=== Data shown ===

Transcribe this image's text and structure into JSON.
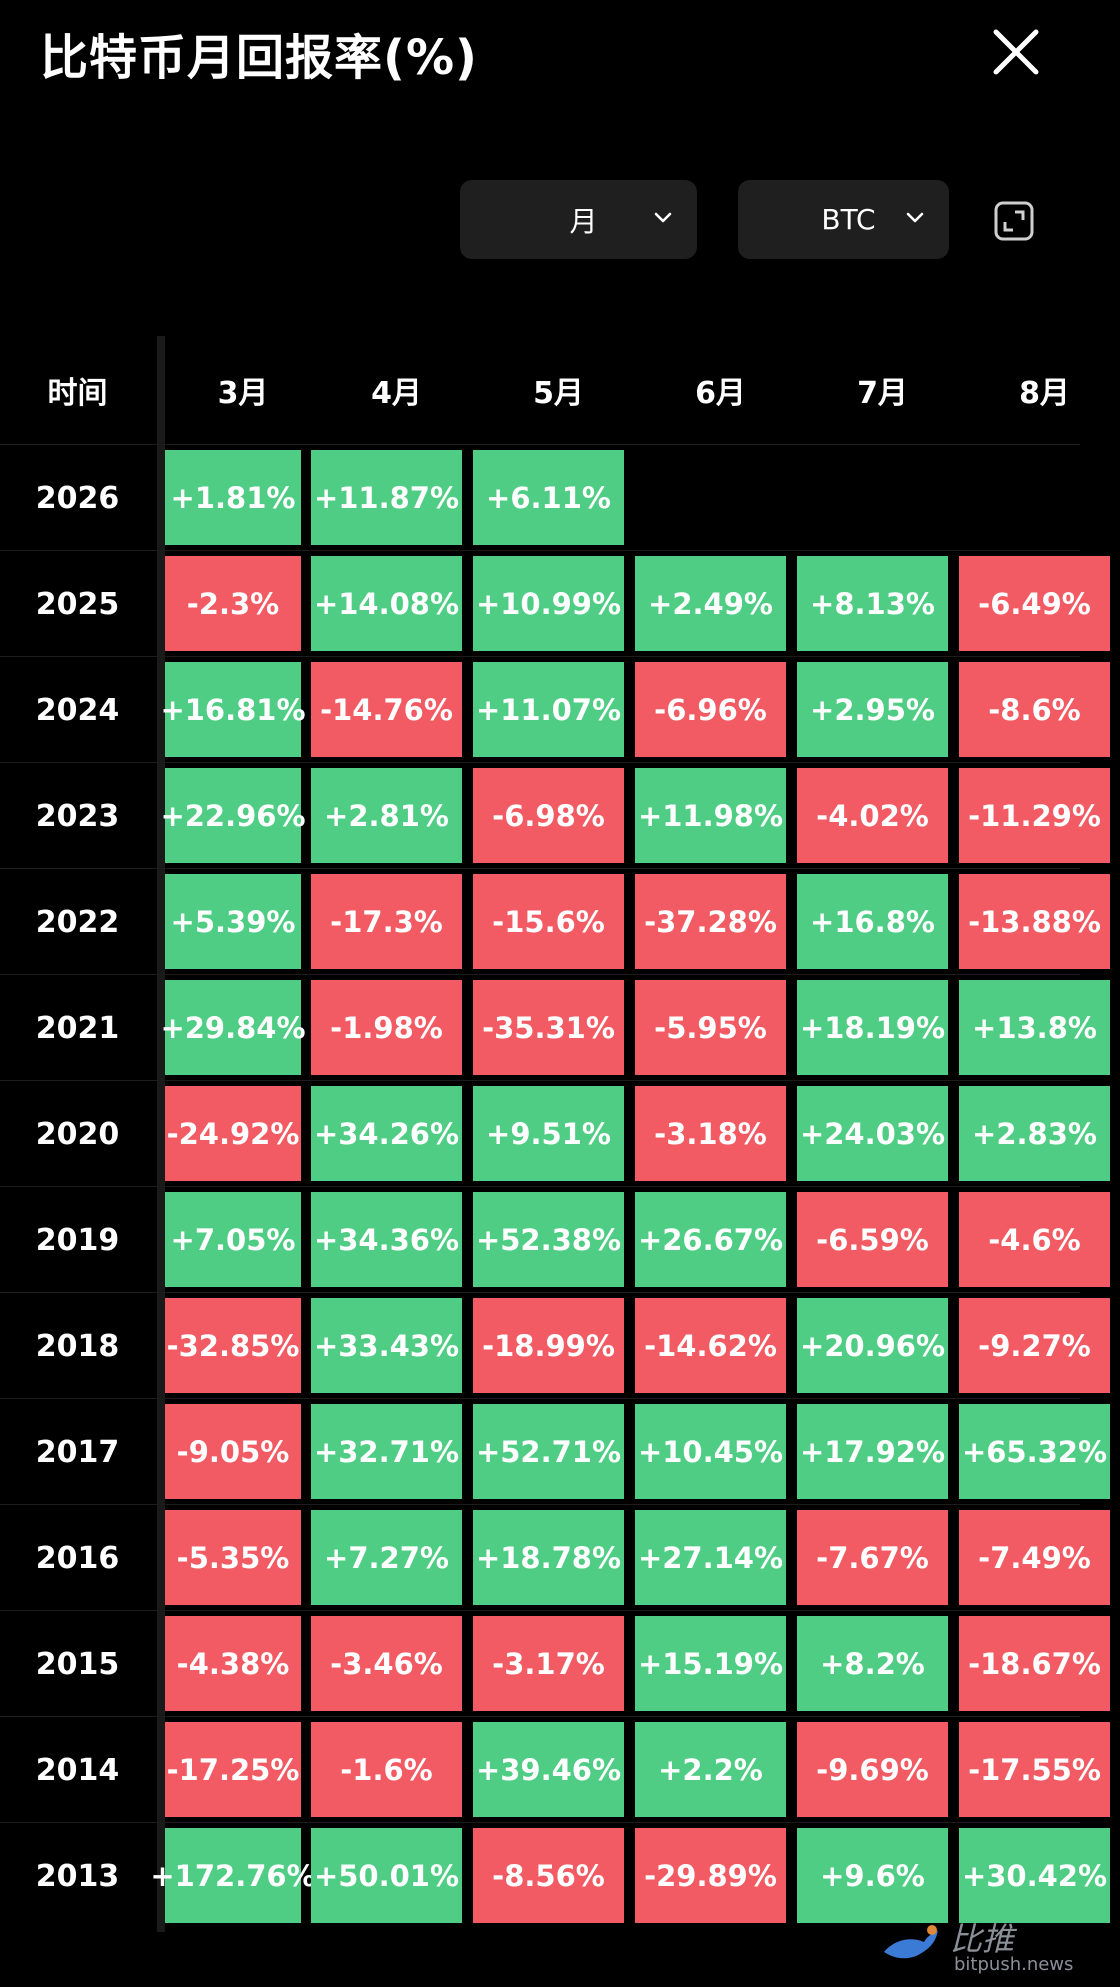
{
  "header": {
    "title": "比特币月回报率(%)"
  },
  "controls": {
    "period": "月",
    "asset": "BTC"
  },
  "table": {
    "year_header": "时间",
    "months": [
      "3月",
      "4月",
      "5月",
      "6月",
      "7月",
      "8月"
    ],
    "rows": [
      {
        "year": "2026",
        "values": [
          "+1.81%",
          "+11.87%",
          "+6.11%",
          null,
          null,
          null
        ]
      },
      {
        "year": "2025",
        "values": [
          "-2.3%",
          "+14.08%",
          "+10.99%",
          "+2.49%",
          "+8.13%",
          "-6.49%"
        ]
      },
      {
        "year": "2024",
        "values": [
          "+16.81%",
          "-14.76%",
          "+11.07%",
          "-6.96%",
          "+2.95%",
          "-8.6%"
        ]
      },
      {
        "year": "2023",
        "values": [
          "+22.96%",
          "+2.81%",
          "-6.98%",
          "+11.98%",
          "-4.02%",
          "-11.29%"
        ]
      },
      {
        "year": "2022",
        "values": [
          "+5.39%",
          "-17.3%",
          "-15.6%",
          "-37.28%",
          "+16.8%",
          "-13.88%"
        ]
      },
      {
        "year": "2021",
        "values": [
          "+29.84%",
          "-1.98%",
          "-35.31%",
          "-5.95%",
          "+18.19%",
          "+13.8%"
        ]
      },
      {
        "year": "2020",
        "values": [
          "-24.92%",
          "+34.26%",
          "+9.51%",
          "-3.18%",
          "+24.03%",
          "+2.83%"
        ]
      },
      {
        "year": "2019",
        "values": [
          "+7.05%",
          "+34.36%",
          "+52.38%",
          "+26.67%",
          "-6.59%",
          "-4.6%"
        ]
      },
      {
        "year": "2018",
        "values": [
          "-32.85%",
          "+33.43%",
          "-18.99%",
          "-14.62%",
          "+20.96%",
          "-9.27%"
        ]
      },
      {
        "year": "2017",
        "values": [
          "-9.05%",
          "+32.71%",
          "+52.71%",
          "+10.45%",
          "+17.92%",
          "+65.32%"
        ]
      },
      {
        "year": "2016",
        "values": [
          "-5.35%",
          "+7.27%",
          "+18.78%",
          "+27.14%",
          "-7.67%",
          "-7.49%"
        ]
      },
      {
        "year": "2015",
        "values": [
          "-4.38%",
          "-3.46%",
          "-3.17%",
          "+15.19%",
          "+8.2%",
          "-18.67%"
        ]
      },
      {
        "year": "2014",
        "values": [
          "-17.25%",
          "-1.6%",
          "+39.46%",
          "+2.2%",
          "-9.69%",
          "-17.55%"
        ]
      },
      {
        "year": "2013",
        "values": [
          "+172.76%",
          "+50.01%",
          "-8.56%",
          "-29.89%",
          "+9.6%",
          "+30.42%"
        ]
      }
    ]
  },
  "colors": {
    "positive": "#4fcd84",
    "negative": "#f25b63",
    "background": "#000000",
    "control_bg": "#1f1f1f"
  },
  "watermark": {
    "cn": "比推",
    "site": "bitpush.news"
  }
}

===

• _Brief_
Make a word-for-word copy of the entries, without any pictures.

• _Task output_
Transcribe this image's text and structure into JSON.
{
  "header": {
    "title": "比特币月回报率(%)"
  },
  "controls": {
    "period": "月",
    "asset": "BTC"
  },
  "table": {
    "year_header": "时间",
    "months": [
      "3月",
      "4月",
      "5月",
      "6月",
      "7月",
      "8月"
    ],
    "rows": [
      {
        "year": "2026",
        "values": [
          "+1.81%",
          "+11.87%",
          "+6.11%",
          null,
          null,
          null
        ]
      },
      {
        "year": "2025",
        "values": [
          "-2.3%",
          "+14.08%",
          "+10.99%",
          "+2.49%",
          "+8.13%",
          "-6.49%"
        ]
      },
      {
        "year": "2024",
        "values": [
          "+16.81%",
          "-14.76%",
          "+11.07%",
          "-6.96%",
          "+2.95%",
          "-8.6%"
        ]
      },
      {
        "year": "2023",
        "values": [
          "+22.96%",
          "+2.81%",
          "-6.98%",
          "+11.98%",
          "-4.02%",
          "-11.29%"
        ]
      },
      {
        "year": "2022",
        "values": [
          "+5.39%",
          "-17.3%",
          "-15.6%",
          "-37.28%",
          "+16.8%",
          "-13.88%"
        ]
      },
      {
        "year": "2021",
        "values": [
          "+29.84%",
          "-1.98%",
          "-35.31%",
          "-5.95%",
          "+18.19%",
          "+13.8%"
        ]
      },
      {
        "year": "2020",
        "values": [
          "-24.92%",
          "+34.26%",
          "+9.51%",
          "-3.18%",
          "+24.03%",
          "+2.83%"
        ]
      },
      {
        "year": "2019",
        "values": [
          "+7.05%",
          "+34.36%",
          "+52.38%",
          "+26.67%",
          "-6.59%",
          "-4.6%"
        ]
      },
      {
        "year": "2018",
        "values": [
          "-32.85%",
          "+33.43%",
          "-18.99%",
          "-14.62%",
          "+20.96%",
          "-9.27%"
        ]
      },
      {
        "year": "2017",
        "values": [
          "-9.05%",
          "+32.71%",
          "+52.71%",
          "+10.45%",
          "+17.92%",
          "+65.32%"
        ]
      },
      {
        "year": "2016",
        "values": [
          "-5.35%",
          "+7.27%",
          "+18.78%",
          "+27.14%",
          "-7.67%",
          "-7.49%"
        ]
      },
      {
        "year": "2015",
        "values": [
          "-4.38%",
          "-3.46%",
          "-3.17%",
          "+15.19%",
          "+8.2%",
          "-18.67%"
        ]
      },
      {
        "year": "2014",
        "values": [
          "-17.25%",
          "-1.6%",
          "+39.46%",
          "+2.2%",
          "-9.69%",
          "-17.55%"
        ]
      },
      {
        "year": "2013",
        "values": [
          "+172.76%",
          "+50.01%",
          "-8.56%",
          "-29.89%",
          "+9.6%",
          "+30.42%"
        ]
      }
    ]
  },
  "colors": {
    "positive": "#4fcd84",
    "negative": "#f25b63",
    "background": "#000000",
    "control_bg": "#1f1f1f"
  },
  "watermark": {
    "cn": "比推",
    "site": "bitpush.news"
  }
}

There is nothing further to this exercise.